start Available data
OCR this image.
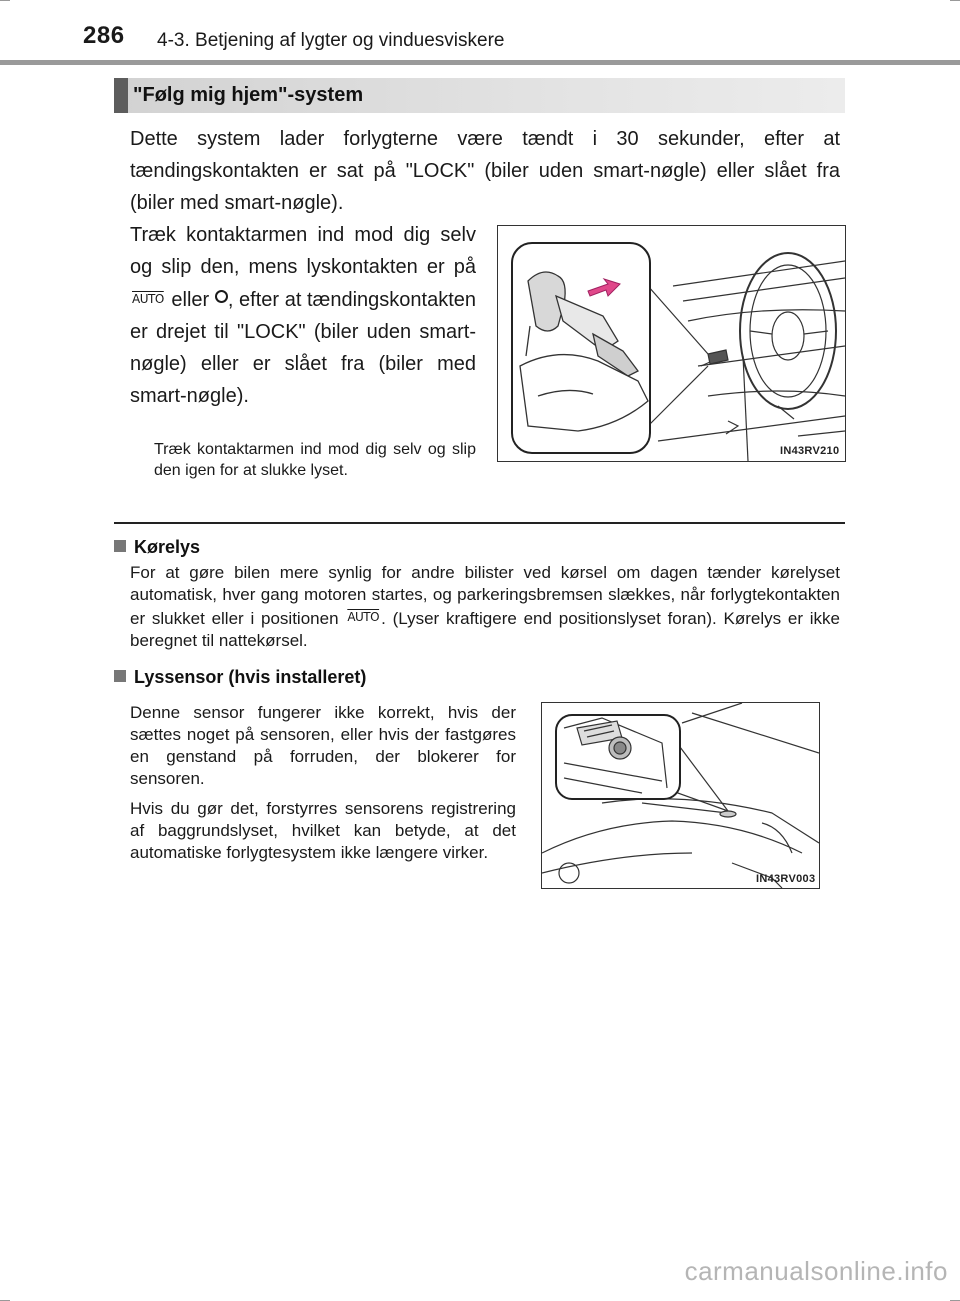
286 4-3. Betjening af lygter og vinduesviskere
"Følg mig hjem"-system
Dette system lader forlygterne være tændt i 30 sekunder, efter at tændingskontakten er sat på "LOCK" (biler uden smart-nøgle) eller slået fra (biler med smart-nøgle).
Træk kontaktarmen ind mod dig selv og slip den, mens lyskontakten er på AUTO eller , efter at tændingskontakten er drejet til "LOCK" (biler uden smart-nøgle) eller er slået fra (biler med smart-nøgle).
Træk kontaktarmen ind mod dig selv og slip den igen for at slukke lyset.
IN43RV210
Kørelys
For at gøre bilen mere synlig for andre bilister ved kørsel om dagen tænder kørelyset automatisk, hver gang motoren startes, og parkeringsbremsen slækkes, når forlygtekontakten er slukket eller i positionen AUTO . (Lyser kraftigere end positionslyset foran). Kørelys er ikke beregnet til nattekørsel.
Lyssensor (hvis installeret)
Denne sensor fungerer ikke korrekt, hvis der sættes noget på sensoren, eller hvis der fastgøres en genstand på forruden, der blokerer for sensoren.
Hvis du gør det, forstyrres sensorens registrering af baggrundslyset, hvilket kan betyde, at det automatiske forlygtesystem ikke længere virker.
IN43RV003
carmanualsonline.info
end Available data
*Short problem*. Repeat each line of the records above exactly, but do not copy the pictures.

*Worked solution*.
OCR this image.
286 4-3. Betjening af lygter og vinduesviskere
"Følg mig hjem"-system
Dette system lader forlygterne være tændt i 30 sekunder, efter at tændingskontakten er sat på "LOCK" (biler uden smart-nøgle) eller slået fra (biler med smart-nøgle).
Træk kontaktarmen ind mod dig selv og slip den, mens lyskontakten er på AUTO eller , efter at tændingskontakten er drejet til "LOCK" (biler uden smart-nøgle) eller er slået fra (biler med smart-nøgle).
Træk kontaktarmen ind mod dig selv og slip den igen for at slukke lyset.
IN43RV210
Kørelys
For at gøre bilen mere synlig for andre bilister ved kørsel om dagen tænder kørelyset automatisk, hver gang motoren startes, og parkeringsbremsen slækkes, når forlygtekontakten er slukket eller i positionen AUTO . (Lyser kraftigere end positionslyset foran). Kørelys er ikke beregnet til nattekørsel.
Lyssensor (hvis installeret)
Denne sensor fungerer ikke korrekt, hvis der sættes noget på sensoren, eller hvis der fastgøres en genstand på forruden, der blokerer for sensoren.
Hvis du gør det, forstyrres sensorens registrering af baggrundslyset, hvilket kan betyde, at det automatiske forlygtesystem ikke længere virker.
IN43RV003
carmanualsonline.info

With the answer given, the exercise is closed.